Source records:
________________________________________

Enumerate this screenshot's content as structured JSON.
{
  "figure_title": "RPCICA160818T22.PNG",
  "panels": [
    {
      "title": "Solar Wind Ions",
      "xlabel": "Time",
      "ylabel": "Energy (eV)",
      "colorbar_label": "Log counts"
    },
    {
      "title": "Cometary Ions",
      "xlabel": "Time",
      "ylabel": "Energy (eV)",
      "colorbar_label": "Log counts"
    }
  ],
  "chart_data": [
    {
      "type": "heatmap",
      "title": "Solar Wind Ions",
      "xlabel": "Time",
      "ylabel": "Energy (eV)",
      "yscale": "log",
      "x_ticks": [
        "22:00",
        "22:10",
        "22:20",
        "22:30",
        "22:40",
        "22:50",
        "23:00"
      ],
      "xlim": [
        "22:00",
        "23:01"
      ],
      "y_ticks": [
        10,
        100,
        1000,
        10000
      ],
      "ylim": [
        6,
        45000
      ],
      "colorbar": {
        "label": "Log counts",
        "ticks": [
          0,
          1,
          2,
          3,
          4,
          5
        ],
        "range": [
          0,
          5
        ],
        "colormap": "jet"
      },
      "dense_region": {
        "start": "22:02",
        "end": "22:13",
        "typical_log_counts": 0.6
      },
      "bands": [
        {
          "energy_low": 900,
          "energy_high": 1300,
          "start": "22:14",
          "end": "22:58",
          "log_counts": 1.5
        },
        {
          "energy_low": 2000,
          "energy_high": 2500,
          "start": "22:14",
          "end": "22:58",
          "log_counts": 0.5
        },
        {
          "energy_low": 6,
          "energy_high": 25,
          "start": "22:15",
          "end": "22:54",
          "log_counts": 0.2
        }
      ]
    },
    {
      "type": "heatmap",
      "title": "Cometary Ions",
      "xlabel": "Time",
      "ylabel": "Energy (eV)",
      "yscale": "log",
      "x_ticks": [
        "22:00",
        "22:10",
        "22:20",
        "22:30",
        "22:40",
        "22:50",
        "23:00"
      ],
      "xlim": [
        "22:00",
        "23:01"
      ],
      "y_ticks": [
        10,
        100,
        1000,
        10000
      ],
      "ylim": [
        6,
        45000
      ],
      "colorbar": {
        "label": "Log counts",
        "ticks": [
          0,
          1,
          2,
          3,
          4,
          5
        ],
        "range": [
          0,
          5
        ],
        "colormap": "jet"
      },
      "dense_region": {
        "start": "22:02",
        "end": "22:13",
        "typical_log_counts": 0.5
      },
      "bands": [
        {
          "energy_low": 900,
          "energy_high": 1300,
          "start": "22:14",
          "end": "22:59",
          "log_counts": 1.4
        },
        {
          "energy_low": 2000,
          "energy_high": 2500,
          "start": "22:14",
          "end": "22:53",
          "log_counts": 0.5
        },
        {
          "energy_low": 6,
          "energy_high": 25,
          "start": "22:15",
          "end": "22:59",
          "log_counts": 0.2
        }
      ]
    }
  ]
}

________________________________________

Take the entries above and copy them out exactly.

Response:
Enumerate this screenshot's content as structured JSON.
{
  "figure_title": "RPCICA160818T22.PNG",
  "panels": [
    {
      "title": "Solar Wind Ions",
      "xlabel": "Time",
      "ylabel": "Energy (eV)",
      "colorbar_label": "Log counts"
    },
    {
      "title": "Cometary Ions",
      "xlabel": "Time",
      "ylabel": "Energy (eV)",
      "colorbar_label": "Log counts"
    }
  ],
  "chart_data": [
    {
      "type": "heatmap",
      "title": "Solar Wind Ions",
      "xlabel": "Time",
      "ylabel": "Energy (eV)",
      "yscale": "log",
      "x_ticks": [
        "22:00",
        "22:10",
        "22:20",
        "22:30",
        "22:40",
        "22:50",
        "23:00"
      ],
      "xlim": [
        "22:00",
        "23:01"
      ],
      "y_ticks": [
        10,
        100,
        1000,
        10000
      ],
      "ylim": [
        6,
        45000
      ],
      "colorbar": {
        "label": "Log counts",
        "ticks": [
          0,
          1,
          2,
          3,
          4,
          5
        ],
        "range": [
          0,
          5
        ],
        "colormap": "jet"
      },
      "dense_region": {
        "start": "22:02",
        "end": "22:13",
        "typical_log_counts": 0.6
      },
      "bands": [
        {
          "energy_low": 900,
          "energy_high": 1300,
          "start": "22:14",
          "end": "22:58",
          "log_counts": 1.5
        },
        {
          "energy_low": 2000,
          "energy_high": 2500,
          "start": "22:14",
          "end": "22:58",
          "log_counts": 0.5
        },
        {
          "energy_low": 6,
          "energy_high": 25,
          "start": "22:15",
          "end": "22:54",
          "log_counts": 0.2
        }
      ]
    },
    {
      "type": "heatmap",
      "title": "Cometary Ions",
      "xlabel": "Time",
      "ylabel": "Energy (eV)",
      "yscale": "log",
      "x_ticks": [
        "22:00",
        "22:10",
        "22:20",
        "22:30",
        "22:40",
        "22:50",
        "23:00"
      ],
      "xlim": [
        "22:00",
        "23:01"
      ],
      "y_ticks": [
        10,
        100,
        1000,
        10000
      ],
      "ylim": [
        6,
        45000
      ],
      "colorbar": {
        "label": "Log counts",
        "ticks": [
          0,
          1,
          2,
          3,
          4,
          5
        ],
        "range": [
          0,
          5
        ],
        "colormap": "jet"
      },
      "dense_region": {
        "start": "22:02",
        "end": "22:13",
        "typical_log_counts": 0.5
      },
      "bands": [
        {
          "energy_low": 900,
          "energy_high": 1300,
          "start": "22:14",
          "end": "22:59",
          "log_counts": 1.4
        },
        {
          "energy_low": 2000,
          "energy_high": 2500,
          "start": "22:14",
          "end": "22:53",
          "log_counts": 0.5
        },
        {
          "energy_low": 6,
          "energy_high": 25,
          "start": "22:15",
          "end": "22:59",
          "log_counts": 0.2
        }
      ]
    }
  ]
}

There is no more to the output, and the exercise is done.